■ Short problem
Could you transcribe the material below exactly, without leaving out a single line?

■ Material to process

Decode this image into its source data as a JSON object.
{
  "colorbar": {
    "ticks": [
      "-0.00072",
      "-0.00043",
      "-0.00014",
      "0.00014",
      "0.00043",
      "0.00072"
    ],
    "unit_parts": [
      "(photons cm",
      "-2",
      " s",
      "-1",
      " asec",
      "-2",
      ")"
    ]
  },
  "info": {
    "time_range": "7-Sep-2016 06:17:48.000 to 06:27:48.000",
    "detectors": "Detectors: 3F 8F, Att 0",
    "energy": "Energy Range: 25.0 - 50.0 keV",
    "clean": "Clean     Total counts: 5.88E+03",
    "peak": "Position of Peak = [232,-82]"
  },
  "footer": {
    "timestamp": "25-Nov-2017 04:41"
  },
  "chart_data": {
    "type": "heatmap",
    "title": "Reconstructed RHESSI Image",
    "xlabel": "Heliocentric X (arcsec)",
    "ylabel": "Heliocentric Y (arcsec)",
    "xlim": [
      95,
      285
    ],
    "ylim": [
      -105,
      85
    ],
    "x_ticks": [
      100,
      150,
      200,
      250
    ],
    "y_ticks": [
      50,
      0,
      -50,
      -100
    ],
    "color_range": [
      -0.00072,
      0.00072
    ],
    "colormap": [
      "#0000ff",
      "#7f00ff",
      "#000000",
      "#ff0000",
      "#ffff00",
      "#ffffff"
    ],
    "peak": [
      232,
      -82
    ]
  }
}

■ Answer to this problem
Decode this image into its source data as a JSON object.
{
  "colorbar": {
    "ticks": [
      "-0.00072",
      "-0.00043",
      "-0.00014",
      "0.00014",
      "0.00043",
      "0.00072"
    ],
    "unit_parts": [
      "(photons cm",
      "-2",
      " s",
      "-1",
      " asec",
      "-2",
      ")"
    ]
  },
  "info": {
    "time_range": "7-Sep-2016 06:17:48.000 to 06:27:48.000",
    "detectors": "Detectors: 3F 8F, Att 0",
    "energy": "Energy Range: 25.0 - 50.0 keV",
    "clean": "Clean     Total counts: 5.88E+03",
    "peak": "Position of Peak = [232,-82]"
  },
  "footer": {
    "timestamp": "25-Nov-2017 04:41"
  },
  "chart_data": {
    "type": "heatmap",
    "title": "Reconstructed RHESSI Image",
    "xlabel": "Heliocentric X (arcsec)",
    "ylabel": "Heliocentric Y (arcsec)",
    "xlim": [
      95,
      285
    ],
    "ylim": [
      -105,
      85
    ],
    "x_ticks": [
      100,
      150,
      200,
      250
    ],
    "y_ticks": [
      50,
      0,
      -50,
      -100
    ],
    "color_range": [
      -0.00072,
      0.00072
    ],
    "colormap": [
      "#0000ff",
      "#7f00ff",
      "#000000",
      "#ff0000",
      "#ffff00",
      "#ffffff"
    ],
    "peak": [
      232,
      -82
    ]
  }
}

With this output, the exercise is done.